##### DATA EXTRACT #####

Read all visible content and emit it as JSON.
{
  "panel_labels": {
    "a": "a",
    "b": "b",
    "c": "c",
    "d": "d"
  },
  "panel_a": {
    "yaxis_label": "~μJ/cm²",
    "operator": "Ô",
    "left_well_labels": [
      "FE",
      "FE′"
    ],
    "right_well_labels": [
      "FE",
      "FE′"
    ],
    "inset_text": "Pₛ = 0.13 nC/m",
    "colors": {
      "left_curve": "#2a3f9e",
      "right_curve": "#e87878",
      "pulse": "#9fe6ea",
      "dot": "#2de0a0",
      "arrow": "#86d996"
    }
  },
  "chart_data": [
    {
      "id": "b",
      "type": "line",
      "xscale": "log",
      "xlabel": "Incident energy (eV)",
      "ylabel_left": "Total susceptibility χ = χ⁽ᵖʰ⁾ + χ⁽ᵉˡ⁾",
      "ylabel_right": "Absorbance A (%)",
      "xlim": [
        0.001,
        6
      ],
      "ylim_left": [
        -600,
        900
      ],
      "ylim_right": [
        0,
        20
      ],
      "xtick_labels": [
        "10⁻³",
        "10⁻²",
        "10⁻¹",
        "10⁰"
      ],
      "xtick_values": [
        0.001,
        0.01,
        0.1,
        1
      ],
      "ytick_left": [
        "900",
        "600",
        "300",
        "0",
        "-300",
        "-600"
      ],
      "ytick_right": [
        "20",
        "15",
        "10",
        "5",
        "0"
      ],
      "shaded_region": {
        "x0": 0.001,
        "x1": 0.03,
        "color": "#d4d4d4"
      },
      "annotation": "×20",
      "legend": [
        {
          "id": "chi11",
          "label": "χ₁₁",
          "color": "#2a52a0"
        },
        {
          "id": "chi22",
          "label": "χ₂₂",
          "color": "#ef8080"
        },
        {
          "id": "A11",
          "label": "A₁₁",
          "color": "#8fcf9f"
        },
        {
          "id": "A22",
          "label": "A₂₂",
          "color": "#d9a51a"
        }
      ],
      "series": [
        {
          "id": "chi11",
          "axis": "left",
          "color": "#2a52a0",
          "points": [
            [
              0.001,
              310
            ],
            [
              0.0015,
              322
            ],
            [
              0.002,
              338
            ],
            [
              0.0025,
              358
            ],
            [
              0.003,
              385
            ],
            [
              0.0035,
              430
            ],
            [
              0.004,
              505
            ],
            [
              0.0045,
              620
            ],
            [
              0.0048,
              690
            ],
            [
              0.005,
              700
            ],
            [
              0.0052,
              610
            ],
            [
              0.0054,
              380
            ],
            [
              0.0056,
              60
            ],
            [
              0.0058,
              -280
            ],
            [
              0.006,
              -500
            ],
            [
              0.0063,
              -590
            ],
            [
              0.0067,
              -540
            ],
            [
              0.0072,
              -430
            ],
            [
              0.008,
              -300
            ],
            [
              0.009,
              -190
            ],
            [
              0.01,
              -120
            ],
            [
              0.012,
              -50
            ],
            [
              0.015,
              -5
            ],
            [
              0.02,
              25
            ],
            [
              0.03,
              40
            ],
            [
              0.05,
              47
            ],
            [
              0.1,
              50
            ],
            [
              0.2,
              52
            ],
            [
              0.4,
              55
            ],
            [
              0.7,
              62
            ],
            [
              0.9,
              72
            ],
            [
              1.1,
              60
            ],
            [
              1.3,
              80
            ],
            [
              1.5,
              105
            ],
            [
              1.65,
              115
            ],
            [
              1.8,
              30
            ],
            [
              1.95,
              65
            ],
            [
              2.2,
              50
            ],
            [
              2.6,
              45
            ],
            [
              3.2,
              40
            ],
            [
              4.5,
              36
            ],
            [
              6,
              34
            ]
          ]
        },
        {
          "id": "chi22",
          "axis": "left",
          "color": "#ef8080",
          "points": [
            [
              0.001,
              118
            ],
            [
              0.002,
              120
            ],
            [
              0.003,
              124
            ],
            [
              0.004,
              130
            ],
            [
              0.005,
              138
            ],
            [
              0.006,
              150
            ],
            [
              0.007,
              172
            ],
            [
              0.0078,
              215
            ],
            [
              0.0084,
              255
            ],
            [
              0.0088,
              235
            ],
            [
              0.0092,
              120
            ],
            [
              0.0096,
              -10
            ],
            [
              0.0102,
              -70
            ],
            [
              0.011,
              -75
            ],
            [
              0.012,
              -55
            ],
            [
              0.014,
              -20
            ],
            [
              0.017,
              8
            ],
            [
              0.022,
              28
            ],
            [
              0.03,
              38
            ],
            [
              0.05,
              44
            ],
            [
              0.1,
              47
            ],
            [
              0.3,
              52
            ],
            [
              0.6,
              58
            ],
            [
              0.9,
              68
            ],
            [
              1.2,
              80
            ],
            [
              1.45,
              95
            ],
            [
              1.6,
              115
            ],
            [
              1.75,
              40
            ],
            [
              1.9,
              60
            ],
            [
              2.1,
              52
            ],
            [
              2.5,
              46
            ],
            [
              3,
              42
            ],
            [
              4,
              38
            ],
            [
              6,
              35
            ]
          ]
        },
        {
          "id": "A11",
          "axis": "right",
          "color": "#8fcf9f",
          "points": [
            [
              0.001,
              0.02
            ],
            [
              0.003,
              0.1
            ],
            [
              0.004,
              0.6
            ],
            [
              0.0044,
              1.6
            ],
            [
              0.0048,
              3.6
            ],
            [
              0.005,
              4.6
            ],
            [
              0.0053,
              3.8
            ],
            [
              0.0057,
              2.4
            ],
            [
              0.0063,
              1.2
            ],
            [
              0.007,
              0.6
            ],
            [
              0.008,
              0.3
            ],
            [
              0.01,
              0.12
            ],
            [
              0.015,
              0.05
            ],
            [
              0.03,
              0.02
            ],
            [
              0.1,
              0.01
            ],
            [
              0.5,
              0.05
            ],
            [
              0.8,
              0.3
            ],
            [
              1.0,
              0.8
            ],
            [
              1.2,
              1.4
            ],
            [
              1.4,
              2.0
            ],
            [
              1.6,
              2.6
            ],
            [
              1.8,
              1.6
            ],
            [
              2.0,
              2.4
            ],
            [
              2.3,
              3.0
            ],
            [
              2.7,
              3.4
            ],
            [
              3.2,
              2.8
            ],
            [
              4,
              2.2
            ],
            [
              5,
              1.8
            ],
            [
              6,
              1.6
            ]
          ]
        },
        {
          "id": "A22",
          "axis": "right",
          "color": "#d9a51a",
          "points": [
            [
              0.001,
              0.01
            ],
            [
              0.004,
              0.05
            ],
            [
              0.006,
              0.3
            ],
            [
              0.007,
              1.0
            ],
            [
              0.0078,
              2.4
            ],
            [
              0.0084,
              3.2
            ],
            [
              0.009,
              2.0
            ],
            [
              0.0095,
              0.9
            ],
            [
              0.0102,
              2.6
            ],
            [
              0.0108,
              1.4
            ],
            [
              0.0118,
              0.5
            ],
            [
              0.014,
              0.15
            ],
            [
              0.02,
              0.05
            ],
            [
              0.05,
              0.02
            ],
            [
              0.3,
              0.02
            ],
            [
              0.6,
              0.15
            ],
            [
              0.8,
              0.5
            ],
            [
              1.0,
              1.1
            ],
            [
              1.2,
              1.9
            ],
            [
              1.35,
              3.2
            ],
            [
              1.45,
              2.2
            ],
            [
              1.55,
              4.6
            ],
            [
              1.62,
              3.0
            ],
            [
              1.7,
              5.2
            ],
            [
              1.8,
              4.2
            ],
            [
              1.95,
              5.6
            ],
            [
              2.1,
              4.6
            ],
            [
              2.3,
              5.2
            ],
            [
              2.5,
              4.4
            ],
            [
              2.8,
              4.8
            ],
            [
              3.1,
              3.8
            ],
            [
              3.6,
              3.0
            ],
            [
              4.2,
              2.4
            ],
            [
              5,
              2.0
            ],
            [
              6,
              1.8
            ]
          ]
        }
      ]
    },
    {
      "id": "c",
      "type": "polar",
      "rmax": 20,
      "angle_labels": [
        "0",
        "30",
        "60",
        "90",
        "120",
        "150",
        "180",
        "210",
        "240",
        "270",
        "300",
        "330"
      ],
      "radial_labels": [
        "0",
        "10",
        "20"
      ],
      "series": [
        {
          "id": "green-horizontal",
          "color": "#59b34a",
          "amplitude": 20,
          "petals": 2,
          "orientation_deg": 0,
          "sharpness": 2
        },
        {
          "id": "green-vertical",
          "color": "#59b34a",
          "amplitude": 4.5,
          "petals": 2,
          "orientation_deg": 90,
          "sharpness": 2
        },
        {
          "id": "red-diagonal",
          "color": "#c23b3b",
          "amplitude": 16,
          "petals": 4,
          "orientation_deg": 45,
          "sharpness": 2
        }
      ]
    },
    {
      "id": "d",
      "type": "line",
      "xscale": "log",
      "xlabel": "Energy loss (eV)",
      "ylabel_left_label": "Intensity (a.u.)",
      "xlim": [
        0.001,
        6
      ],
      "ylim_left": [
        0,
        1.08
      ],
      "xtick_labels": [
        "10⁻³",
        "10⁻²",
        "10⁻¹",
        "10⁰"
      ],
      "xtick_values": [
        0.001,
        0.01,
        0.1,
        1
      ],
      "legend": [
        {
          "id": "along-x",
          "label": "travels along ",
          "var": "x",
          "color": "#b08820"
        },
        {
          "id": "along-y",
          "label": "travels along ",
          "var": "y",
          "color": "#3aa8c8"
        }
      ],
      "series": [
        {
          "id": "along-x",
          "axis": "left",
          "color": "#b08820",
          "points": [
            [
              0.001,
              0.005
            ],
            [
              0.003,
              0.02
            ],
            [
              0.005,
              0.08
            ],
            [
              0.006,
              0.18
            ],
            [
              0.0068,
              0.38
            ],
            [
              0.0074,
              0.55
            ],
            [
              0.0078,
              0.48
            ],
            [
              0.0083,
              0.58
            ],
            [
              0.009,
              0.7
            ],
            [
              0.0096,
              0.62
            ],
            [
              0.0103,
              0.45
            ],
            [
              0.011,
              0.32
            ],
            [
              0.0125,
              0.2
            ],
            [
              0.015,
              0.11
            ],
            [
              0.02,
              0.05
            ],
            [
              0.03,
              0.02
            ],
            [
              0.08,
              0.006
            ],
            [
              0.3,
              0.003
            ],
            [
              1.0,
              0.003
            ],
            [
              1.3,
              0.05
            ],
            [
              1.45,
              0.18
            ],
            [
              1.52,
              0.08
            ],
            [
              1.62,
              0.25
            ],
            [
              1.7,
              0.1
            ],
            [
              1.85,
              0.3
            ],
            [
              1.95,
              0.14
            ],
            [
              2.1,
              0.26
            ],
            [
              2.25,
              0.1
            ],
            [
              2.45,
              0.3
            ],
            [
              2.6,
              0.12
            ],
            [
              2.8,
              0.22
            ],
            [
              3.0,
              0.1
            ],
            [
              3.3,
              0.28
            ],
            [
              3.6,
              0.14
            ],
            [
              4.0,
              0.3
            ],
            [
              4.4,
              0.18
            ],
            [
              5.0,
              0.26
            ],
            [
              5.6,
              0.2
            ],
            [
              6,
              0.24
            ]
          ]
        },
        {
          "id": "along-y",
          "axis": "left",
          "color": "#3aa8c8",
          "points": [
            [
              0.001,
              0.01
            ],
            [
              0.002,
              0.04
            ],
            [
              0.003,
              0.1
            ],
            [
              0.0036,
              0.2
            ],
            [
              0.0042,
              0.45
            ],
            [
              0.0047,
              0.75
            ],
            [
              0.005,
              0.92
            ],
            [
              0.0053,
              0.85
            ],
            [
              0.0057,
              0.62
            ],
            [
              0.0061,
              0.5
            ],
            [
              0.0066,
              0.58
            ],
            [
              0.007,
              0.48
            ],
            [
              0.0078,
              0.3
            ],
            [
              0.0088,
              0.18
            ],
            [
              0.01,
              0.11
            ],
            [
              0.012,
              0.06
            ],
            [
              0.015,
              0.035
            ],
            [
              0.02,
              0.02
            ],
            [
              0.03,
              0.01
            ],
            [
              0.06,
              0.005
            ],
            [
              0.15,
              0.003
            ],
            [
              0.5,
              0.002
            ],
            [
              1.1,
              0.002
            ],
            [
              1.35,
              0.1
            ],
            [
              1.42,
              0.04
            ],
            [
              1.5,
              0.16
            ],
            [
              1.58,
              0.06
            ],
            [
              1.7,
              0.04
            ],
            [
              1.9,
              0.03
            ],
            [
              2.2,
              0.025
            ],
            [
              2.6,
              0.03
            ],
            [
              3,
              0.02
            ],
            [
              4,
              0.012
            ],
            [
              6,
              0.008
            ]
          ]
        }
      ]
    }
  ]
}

#####

SHORT PROBLEM:
All lines that include "amplitude" are to be gathered and copied.

FINISHED TASK:
          "amplitude": 20,
          "amplitude": 4.5,
          "amplitude": 16,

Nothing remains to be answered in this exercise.